Repérez dans les items ci-dessous chaque ligne qui contient le mot « chart » et recopiez-la.

____ DONNÉES ENREGISTRÉES

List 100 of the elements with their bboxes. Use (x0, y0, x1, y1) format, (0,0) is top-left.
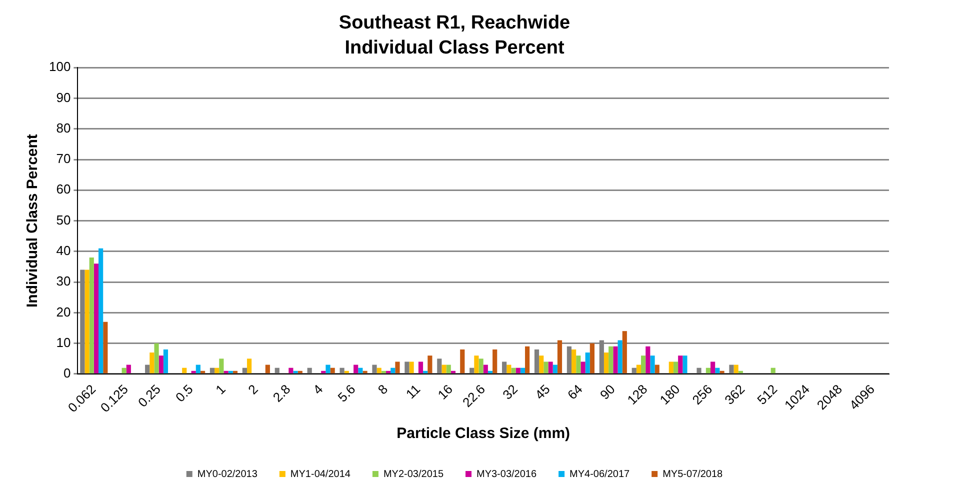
bar (326, 364, 330, 374)
bar (246, 358, 252, 374)
bar (214, 368, 220, 374)
legend-label: MY3-03/2016 (476, 468, 537, 480)
x-tick-label: 362 (722, 382, 748, 408)
bar (163, 349, 168, 374)
bar (604, 352, 609, 374)
bar (492, 349, 498, 374)
bar (613, 346, 618, 374)
legend-label: MY0-02/2013 (197, 468, 258, 480)
y-tick-label: 80 (56, 120, 71, 136)
bar (196, 364, 200, 374)
bar (585, 352, 590, 374)
legend-label: MY4-06/2017 (570, 468, 630, 480)
x-tick-label: 0.5 (172, 382, 196, 405)
bar (511, 368, 516, 374)
bar (636, 364, 642, 374)
bar (483, 364, 488, 374)
y-tick-label: 0 (63, 366, 71, 381)
y-tick-label: 50 (56, 212, 71, 228)
bar (678, 356, 683, 374)
bar (446, 364, 451, 374)
bar (715, 368, 720, 374)
bar (293, 370, 298, 374)
bar (94, 264, 99, 374)
bar (734, 364, 738, 374)
x-tick-label: 8 (374, 382, 391, 398)
x-tick-label: 5.6 (334, 382, 358, 405)
bar (641, 356, 646, 374)
x-axis-title: Particle Class Size (mm) (396, 425, 570, 442)
bar (557, 340, 562, 374)
legend-label: MY5-07/2018 (662, 468, 724, 480)
bar (89, 258, 94, 374)
bar (390, 368, 396, 374)
bar (520, 368, 525, 374)
bar (224, 370, 228, 374)
bar (122, 368, 126, 374)
x-tick-label: 16 (434, 382, 456, 402)
y-tick-label: 10 (56, 334, 71, 350)
bar (646, 346, 650, 374)
bar (608, 346, 614, 374)
bar (354, 364, 358, 374)
bar (442, 364, 446, 374)
bar (682, 356, 688, 374)
bar (622, 331, 627, 374)
bar (98, 248, 104, 374)
bar (618, 340, 622, 374)
bar (548, 362, 553, 374)
x-tick-label: 2 (245, 382, 261, 398)
bar (673, 362, 678, 374)
bar (590, 343, 594, 374)
bar (409, 362, 414, 374)
x-tick-label: 180 (656, 382, 683, 408)
y-tick-label: 70 (56, 151, 71, 166)
bar (654, 364, 660, 374)
legend-label: MY1-04/2014 (290, 468, 351, 480)
bar (539, 356, 544, 374)
bar (362, 370, 368, 374)
y-tick-label: 100 (48, 59, 71, 74)
bar (150, 352, 154, 374)
y-tick-label: 30 (56, 274, 71, 289)
x-tick-label: 128 (624, 382, 650, 408)
bar (720, 370, 724, 374)
bar (182, 368, 187, 374)
y-axis-title: Individual Class Percent (24, 134, 42, 308)
x-tick-label: 2.8 (270, 382, 294, 405)
y-tick-label: 20 (56, 304, 71, 320)
bar (478, 358, 484, 374)
x-tick-label: 1 (212, 382, 228, 398)
y-tick-label: 60 (56, 182, 71, 197)
y-tick-label: 40 (56, 243, 71, 258)
bar (265, 364, 270, 374)
x-tick-label: 64 (564, 382, 586, 402)
bar (516, 368, 520, 374)
bar (580, 362, 586, 374)
bar (428, 356, 432, 374)
bar (84, 270, 90, 374)
x-tick-label: 45 (532, 382, 553, 402)
y-tick-label: 90 (56, 90, 71, 105)
bar (154, 343, 159, 374)
x-tick-label: 0.25 (134, 382, 164, 410)
bar (572, 349, 576, 374)
x-tick-label: 4 (310, 382, 326, 398)
x-tick-label: 256 (689, 382, 716, 408)
x-tick-label: 512 (754, 382, 780, 408)
bar (395, 362, 400, 374)
x-tick-label: 32 (500, 382, 520, 402)
bar (288, 368, 294, 374)
bar (126, 364, 131, 374)
bar (650, 356, 655, 374)
bar (576, 356, 581, 374)
bar (770, 368, 776, 374)
bar (706, 368, 711, 374)
bar (158, 356, 164, 374)
bar (524, 346, 530, 374)
x-tick-label: 90 (596, 382, 618, 402)
bar (358, 368, 363, 374)
bar (460, 349, 465, 374)
chart-subtitle: Individual Class Percent (344, 37, 565, 58)
chart-title: Southeast R1, Reachwide (338, 12, 570, 34)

________

▶ _TÂCHE RÉALISÉE_:
chart-subtitle: Individual Class Percent (344, 37, 565, 58)
chart-title: Southeast R1, Reachwide (338, 12, 570, 34)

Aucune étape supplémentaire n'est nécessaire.